● **WHAT THE EXERCISE ASKS**
Reproduce the listing below exactly. Pictures do not belong in the copy.

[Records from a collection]
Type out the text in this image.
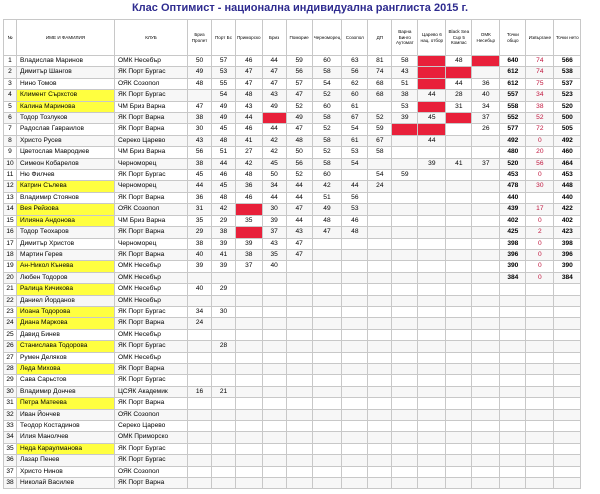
Клас Оптимист - национална индивидуална ранглиста 2015 г.
№	ИМЕ И ФАМИЛИЯ	КЛУБ	Бриз Пролет	Порт Бс	Приморско	Бриз	Поморие	Черноморец	Созопол	ДП	Варна Бинго Аутомат	Царево 6 нац. отбор	Black Sea Cup 5 Компас	ОМК Несебър	Точки общо	Извъргане	Точки нето
1	Владислав Маринов	ОМК Несебър	50	57	46	44	59	60	63	81	58	39	48	35	640	74	566
2	Димитър Шангов	ЯК Порт Бургас	49	53	47	47	56	58	56	74	43	28	24		612	74	538
3	Нино Томов	ОЯК Созопол	48	55	47	47	57	54	62	68	51	3	44	36	612	75	537
4	Климент Сърхстов	ЯК Порт Бургас		54	48	43	47	52	60	68	38	44	28	40	557	34	523
5	Калина Маринова	ЧМ Бриз Варна	47	49	43	49	52	60	61		53	38	31	34	558	38	520
6	Тодор Тозлуков	ЯК Порт Варна	38	49	44		49	58	67	52	39	45	14	37	552	52	500
7	Радослав Гавраилов	ЯК Порт Варна	30	45	46	44	47	52	54	59	24	24		26	577	72	505
8	Христо Русев	Сереко Царево	43	48	41	42	48	58	61	67		44			492	0	492
9	Цветослав Мавродиев	ЧМ Бриз Варна	56	51	27	42	50	52	53	58					480	20	460
10	Симеон Кобарелов	Черноморец	38	44	42	45	56	58	54			39	41	37	520	56	464
11	Ню Филчев	ЯК Порт Бургас	45	46	48	50	52	60		54	59				453	0	453
12	Катрин Сълева	Черноморец	44	45	36	34	44	42	44	24					478	30	448
13	Владимир Стоянов	ЯК Порт Варна	36	48	46	44	44	51	56						440		440
14	Вея Рейзова	ОЯК Созопол	31	42	17	30	47	49	53						439	17	422
15	Илияна Андонова	ЧМ Бриз Варна	35	29	35	39	44	48	46						402	0	402
16	Тодор Теохаров	ЯК Порт Варна	29	38	23	37	43	47	48						425	2	423
17	Димитър Христов	Черноморец	38	39	39	43	47								398	0	398
18	Мартин Герев	ЯК Порт Варна	40	41	38	35	47								396	0	396
19	Ан-Никол Кънева	ОМК Несебър	39	39	37	40									390	0	390
20	Любен Тодоров	ОМК Несебър													384	0	384
21	Ралица Кичикова	ОМК Несебър	40	29													
22	Даниел Йорданов	ОМК Несебър															
23	Иоана Тодорова	ЯК Порт Бургас	34	30													
24	Диана Маркова	ЯК Порт Варна	24														
25	Давид Бинев	ОМК Несебър															
26	Станислава Тодорова	ЯК Порт Бургас		28													
27	Румен Деляков	ОМК Несебър															
28	Леда Михова	ЯК Порт Варна															
29	Сава Сарьстов	ЯК Порт Бургас															
30	Владимир Дончев	ЦСЯК Академик	16	21													
31	Петра Матеева	ЯК Порт Варна															
32	Иван Йончев	ОЯК Созопол															
33	Теодор Костадинов	Сереко Царево															
34	Илия Манолчев	ОМК Приморско															
35	Неда Караулманова	ЯК Порт Бургас															
36	Лазар Пенев	ЯК Порт Бургас															
37	Христо Нинов	ОЯК Созопол															
38	Николай Василев	ЯК Порт Варна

● **ANSWER TO THIS PROBLEM**
Type out the text in this image.
Клас Оптимист - национална индивидуална ранглиста 2015 г.
№	ИМЕ И ФАМИЛИЯ	КЛУБ	Бриз Пролет	Порт Бс	Приморско	Бриз	Поморие	Черноморец	Созопол	ДП	Варна Бинго Аутомат	Царево 6 нац. отбор	Black Sea Cup 5 Компас	ОМК Несебър	Точки общо	Извъргане	Точки нето
1	Владислав Маринов	ОМК Несебър	50	57	46	44	59	60	63	81	58	39	48	35	640	74	566
2	Димитър Шангов	ЯК Порт Бургас	49	53	47	47	56	58	56	74	43	28	24		612	74	538
3	Нино Томов	ОЯК Созопол	48	55	47	47	57	54	62	68	51	3	44	36	612	75	537
4	Климент Сърхстов	ЯК Порт Бургас		54	48	43	47	52	60	68	38	44	28	40	557	34	523
5	Калина Маринова	ЧМ Бриз Варна	47	49	43	49	52	60	61		53	38	31	34	558	38	520
6	Тодор Тозлуков	ЯК Порт Варна	38	49	44		49	58	67	52	39	45	14	37	552	52	500
7	Радослав Гавраилов	ЯК Порт Варна	30	45	46	44	47	52	54	59	24	24		26	577	72	505
8	Христо Русев	Сереко Царево	43	48	41	42	48	58	61	67		44			492	0	492
9	Цветослав Мавродиев	ЧМ Бриз Варна	56	51	27	42	50	52	53	58					480	20	460
10	Симеон Кобарелов	Черноморец	38	44	42	45	56	58	54			39	41	37	520	56	464
11	Ню Филчев	ЯК Порт Бургас	45	46	48	50	52	60		54	59				453	0	453
12	Катрин Сълева	Черноморец	44	45	36	34	44	42	44	24					478	30	448
13	Владимир Стоянов	ЯК Порт Варна	36	48	46	44	44	51	56						440		440
14	Вея Рейзова	ОЯК Созопол	31	42	17	30	47	49	53						439	17	422
15	Илияна Андонова	ЧМ Бриз Варна	35	29	35	39	44	48	46						402	0	402
16	Тодор Теохаров	ЯК Порт Варна	29	38	23	37	43	47	48						425	2	423
17	Димитър Христов	Черноморец	38	39	39	43	47								398	0	398
18	Мартин Герев	ЯК Порт Варна	40	41	38	35	47								396	0	396
19	Ан-Никол Кънева	ОМК Несебър	39	39	37	40									390	0	390
20	Любен Тодоров	ОМК Несебър													384	0	384
21	Ралица Кичикова	ОМК Несебър	40	29													
22	Даниел Йорданов	ОМК Несебър															
23	Иоана Тодорова	ЯК Порт Бургас	34	30													
24	Диана Маркова	ЯК Порт Варна	24														
25	Давид Бинев	ОМК Несебър															
26	Станислава Тодорова	ЯК Порт Бургас		28													
27	Румен Деляков	ОМК Несебър															
28	Леда Михова	ЯК Порт Варна															
29	Сава Сарьстов	ЯК Порт Бургас															
30	Владимир Дончев	ЦСЯК Академик	16	21													
31	Петра Матеева	ЯК Порт Варна															
32	Иван Йончев	ОЯК Созопол															
33	Теодор Костадинов	Сереко Царево															
34	Илия Манолчев	ОМК Приморско															
35	Неда Караулманова	ЯК Порт Бургас															
36	Лазар Пенев	ЯК Порт Бургас															
37	Христо Нинов	ОЯК Созопол															
38	Николай Василев	ЯК Порт Варна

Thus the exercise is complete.